● PROBLEM TO WORK ON
Below are records. Count every line containing the word "PRESTASI" and give the number alone.

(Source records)
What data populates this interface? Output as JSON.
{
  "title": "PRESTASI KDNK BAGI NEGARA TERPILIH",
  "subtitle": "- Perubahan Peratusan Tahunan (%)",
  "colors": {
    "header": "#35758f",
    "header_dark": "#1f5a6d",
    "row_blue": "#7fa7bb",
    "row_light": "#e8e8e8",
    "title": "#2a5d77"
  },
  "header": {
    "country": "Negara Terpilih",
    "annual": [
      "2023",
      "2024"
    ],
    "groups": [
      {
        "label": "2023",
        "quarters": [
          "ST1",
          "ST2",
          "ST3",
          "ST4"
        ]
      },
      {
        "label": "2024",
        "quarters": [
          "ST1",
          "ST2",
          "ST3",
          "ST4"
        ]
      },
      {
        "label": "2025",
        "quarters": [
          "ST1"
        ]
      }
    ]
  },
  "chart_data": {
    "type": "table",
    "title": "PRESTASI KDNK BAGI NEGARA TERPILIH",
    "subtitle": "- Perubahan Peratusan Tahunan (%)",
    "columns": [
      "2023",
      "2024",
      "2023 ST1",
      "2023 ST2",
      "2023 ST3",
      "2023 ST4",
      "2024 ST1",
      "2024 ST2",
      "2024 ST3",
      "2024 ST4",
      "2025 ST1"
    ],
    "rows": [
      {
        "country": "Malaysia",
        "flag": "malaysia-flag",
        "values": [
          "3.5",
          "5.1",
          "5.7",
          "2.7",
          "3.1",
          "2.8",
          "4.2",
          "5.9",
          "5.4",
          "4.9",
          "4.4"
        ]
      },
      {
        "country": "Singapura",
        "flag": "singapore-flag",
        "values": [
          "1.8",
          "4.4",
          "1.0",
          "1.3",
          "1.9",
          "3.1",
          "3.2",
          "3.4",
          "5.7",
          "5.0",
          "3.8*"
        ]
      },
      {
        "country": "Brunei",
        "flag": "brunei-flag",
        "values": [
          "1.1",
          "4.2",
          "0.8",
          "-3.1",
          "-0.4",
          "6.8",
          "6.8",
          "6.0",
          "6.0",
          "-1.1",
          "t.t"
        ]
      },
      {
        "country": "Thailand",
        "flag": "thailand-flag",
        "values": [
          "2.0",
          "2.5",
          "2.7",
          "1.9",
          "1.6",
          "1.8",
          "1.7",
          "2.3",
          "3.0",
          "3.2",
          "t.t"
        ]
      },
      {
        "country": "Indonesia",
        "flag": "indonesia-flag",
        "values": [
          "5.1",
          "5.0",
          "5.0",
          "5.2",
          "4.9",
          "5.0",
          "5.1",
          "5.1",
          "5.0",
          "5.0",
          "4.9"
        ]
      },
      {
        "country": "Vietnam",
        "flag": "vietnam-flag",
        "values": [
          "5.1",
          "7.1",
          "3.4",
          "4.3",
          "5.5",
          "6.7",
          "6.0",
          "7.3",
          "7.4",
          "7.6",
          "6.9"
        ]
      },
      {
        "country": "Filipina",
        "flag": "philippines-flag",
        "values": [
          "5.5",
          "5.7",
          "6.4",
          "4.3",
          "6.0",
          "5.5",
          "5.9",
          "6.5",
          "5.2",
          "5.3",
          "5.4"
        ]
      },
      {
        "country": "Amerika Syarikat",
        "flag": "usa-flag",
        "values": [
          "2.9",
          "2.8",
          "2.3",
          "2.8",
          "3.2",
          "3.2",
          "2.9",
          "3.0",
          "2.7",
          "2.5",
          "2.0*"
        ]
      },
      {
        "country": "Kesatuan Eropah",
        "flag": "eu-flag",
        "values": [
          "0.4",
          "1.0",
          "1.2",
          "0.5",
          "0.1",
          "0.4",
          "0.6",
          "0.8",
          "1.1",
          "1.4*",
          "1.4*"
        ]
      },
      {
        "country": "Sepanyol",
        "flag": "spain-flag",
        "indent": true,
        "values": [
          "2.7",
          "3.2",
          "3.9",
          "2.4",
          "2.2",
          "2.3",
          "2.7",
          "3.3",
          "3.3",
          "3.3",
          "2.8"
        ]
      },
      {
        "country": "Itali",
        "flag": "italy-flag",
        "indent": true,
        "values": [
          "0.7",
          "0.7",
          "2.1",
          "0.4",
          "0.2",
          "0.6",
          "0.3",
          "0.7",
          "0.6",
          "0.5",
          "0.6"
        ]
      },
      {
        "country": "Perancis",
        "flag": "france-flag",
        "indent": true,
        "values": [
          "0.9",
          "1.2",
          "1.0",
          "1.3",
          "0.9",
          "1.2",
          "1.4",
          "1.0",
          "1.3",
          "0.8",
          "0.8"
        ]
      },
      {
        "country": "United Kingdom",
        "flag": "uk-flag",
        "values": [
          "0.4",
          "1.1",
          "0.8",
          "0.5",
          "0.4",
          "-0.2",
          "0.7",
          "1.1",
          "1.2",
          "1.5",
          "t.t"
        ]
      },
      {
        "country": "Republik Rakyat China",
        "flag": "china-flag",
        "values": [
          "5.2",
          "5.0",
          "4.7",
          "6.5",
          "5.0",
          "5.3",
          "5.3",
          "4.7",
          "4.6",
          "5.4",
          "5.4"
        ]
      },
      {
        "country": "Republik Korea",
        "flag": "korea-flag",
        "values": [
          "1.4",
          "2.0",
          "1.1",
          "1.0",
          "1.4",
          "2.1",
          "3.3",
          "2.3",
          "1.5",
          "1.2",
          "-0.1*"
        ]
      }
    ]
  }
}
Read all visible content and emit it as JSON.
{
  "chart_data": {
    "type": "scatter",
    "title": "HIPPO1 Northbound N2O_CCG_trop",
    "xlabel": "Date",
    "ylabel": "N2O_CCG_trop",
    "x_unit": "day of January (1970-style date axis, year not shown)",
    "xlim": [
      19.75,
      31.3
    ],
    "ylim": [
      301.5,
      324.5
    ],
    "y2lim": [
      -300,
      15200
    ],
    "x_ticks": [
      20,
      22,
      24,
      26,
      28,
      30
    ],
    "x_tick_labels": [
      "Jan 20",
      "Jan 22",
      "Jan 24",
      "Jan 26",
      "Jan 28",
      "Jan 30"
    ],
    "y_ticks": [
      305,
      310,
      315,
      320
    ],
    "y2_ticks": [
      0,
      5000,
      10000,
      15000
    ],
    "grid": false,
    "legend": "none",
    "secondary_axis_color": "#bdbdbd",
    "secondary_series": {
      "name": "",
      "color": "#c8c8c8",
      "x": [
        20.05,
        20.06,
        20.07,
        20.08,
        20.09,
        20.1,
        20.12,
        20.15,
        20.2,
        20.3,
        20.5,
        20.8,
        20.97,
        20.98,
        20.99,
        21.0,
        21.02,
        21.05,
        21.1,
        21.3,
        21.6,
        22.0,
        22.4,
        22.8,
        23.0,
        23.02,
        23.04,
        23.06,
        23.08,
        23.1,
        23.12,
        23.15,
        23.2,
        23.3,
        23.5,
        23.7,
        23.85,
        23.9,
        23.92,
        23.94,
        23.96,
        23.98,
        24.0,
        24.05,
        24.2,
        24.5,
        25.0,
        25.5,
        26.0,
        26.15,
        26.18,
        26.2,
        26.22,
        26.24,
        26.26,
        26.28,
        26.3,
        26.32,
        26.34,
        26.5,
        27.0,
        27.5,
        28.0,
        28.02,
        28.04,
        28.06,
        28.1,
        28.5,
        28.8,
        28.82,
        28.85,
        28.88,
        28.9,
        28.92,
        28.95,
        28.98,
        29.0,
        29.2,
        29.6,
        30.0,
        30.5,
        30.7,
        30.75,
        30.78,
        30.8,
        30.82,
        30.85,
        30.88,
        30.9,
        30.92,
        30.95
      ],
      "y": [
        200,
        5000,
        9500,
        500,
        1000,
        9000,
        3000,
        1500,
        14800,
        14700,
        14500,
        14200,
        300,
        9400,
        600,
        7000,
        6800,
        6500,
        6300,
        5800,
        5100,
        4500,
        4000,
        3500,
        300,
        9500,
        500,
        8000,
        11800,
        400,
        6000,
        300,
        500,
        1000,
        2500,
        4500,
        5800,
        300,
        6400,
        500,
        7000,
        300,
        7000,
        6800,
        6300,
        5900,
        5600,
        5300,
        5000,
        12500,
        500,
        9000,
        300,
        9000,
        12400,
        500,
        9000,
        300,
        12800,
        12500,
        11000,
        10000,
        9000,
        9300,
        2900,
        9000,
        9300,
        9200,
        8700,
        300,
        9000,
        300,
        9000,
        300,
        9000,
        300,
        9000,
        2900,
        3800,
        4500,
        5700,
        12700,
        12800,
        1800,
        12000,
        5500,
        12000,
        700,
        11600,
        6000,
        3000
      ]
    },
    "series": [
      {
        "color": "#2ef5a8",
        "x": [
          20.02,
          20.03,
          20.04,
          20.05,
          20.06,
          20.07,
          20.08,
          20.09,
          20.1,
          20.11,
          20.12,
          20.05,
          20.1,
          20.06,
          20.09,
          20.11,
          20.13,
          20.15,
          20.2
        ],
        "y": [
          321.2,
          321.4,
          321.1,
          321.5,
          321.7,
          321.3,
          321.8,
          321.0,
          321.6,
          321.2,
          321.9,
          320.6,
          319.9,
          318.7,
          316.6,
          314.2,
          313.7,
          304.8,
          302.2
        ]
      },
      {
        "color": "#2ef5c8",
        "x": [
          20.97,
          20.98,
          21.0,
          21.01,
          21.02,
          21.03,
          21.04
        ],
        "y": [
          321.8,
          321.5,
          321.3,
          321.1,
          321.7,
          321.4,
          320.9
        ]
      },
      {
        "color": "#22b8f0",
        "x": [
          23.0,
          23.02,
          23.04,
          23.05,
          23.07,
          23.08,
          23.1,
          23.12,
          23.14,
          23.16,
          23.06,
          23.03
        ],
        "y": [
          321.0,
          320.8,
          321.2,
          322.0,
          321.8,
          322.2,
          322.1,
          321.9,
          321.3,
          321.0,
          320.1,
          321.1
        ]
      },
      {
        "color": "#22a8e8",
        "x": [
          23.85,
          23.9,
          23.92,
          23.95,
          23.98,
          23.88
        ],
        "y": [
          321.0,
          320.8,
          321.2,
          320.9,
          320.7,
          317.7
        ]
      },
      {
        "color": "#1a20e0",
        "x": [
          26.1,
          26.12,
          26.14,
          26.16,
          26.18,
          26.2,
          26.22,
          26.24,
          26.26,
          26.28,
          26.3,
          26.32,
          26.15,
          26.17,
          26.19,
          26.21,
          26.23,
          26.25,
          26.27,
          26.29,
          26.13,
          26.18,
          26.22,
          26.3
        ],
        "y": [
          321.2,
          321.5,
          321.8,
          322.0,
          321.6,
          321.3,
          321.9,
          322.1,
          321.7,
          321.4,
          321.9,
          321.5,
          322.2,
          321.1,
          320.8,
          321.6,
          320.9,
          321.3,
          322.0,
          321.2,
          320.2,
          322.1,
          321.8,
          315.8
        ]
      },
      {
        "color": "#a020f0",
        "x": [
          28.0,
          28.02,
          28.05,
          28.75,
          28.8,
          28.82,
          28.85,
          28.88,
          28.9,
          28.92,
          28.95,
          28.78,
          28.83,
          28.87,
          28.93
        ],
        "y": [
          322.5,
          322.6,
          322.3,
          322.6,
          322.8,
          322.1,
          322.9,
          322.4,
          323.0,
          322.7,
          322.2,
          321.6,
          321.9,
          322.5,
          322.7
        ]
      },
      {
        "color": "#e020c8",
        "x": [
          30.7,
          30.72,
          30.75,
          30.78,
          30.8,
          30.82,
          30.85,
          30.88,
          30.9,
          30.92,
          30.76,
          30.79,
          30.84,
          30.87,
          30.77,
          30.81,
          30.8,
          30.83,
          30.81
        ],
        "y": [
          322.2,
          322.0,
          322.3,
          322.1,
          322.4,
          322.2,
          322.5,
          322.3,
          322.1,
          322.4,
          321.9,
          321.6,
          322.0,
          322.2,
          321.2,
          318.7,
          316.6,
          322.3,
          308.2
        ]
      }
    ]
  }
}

● THE SOLUTION
2